▶ [Task objective]: Copy out all of the data exactly as it appears.

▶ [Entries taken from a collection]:
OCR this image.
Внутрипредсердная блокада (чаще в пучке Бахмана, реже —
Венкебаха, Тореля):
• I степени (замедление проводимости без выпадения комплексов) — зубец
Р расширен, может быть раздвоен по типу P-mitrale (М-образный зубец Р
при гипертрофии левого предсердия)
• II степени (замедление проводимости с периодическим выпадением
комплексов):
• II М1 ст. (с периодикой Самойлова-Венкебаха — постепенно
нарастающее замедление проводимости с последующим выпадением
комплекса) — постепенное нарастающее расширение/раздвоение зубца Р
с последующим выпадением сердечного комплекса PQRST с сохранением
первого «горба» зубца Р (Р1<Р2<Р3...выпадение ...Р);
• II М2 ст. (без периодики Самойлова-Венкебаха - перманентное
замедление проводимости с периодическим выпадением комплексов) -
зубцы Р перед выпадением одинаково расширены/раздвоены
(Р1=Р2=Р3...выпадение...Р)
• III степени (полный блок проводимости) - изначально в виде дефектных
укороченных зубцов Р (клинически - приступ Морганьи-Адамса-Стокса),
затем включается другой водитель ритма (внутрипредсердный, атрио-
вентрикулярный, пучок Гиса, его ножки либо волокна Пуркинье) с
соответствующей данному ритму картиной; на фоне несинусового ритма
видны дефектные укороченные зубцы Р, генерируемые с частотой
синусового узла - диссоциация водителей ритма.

▶ [Written response]:
OCR this image.
Внутрипредсердная блокада (чаще в пучке Бахмана, реже —
Венкебаха, Тореля):
• I степени (замедление проводимости без выпадения комплексов) — зубец
Р расширен, может быть раздвоен по типу P-mitrale (М-образный зубец Р
при гипертрофии левого предсердия)
• II степени (замедление проводимости с периодическим выпадением
комплексов):
• II М1 ст. (с периодикой Самойлова-Венкебаха — постепенно
нарастающее замедление проводимости с последующим выпадением
комплекса) — постепенное нарастающее расширение/раздвоение зубца Р
с последующим выпадением сердечного комплекса PQRST с сохранением
первого «горба» зубца Р (Р1<Р2<Р3...выпадение ...Р);
• II М2 ст. (без периодики Самойлова-Венкебаха - перманентное
замедление проводимости с периодическим выпадением комплексов) -
зубцы Р перед выпадением одинаково расширены/раздвоены
(Р1=Р2=Р3...выпадение...Р)
• III степени (полный блок проводимости) - изначально в виде дефектных
укороченных зубцов Р (клинически - приступ Морганьи-Адамса-Стокса),
затем включается другой водитель ритма (внутрипредсердный, атрио-
вентрикулярный, пучок Гиса, его ножки либо волокна Пуркинье) с
соответствующей данному ритму картиной; на фоне несинусового ритма
видны дефектные укороченные зубцы Р, генерируемые с частотой
синусового узла - диссоциация водителей ритма.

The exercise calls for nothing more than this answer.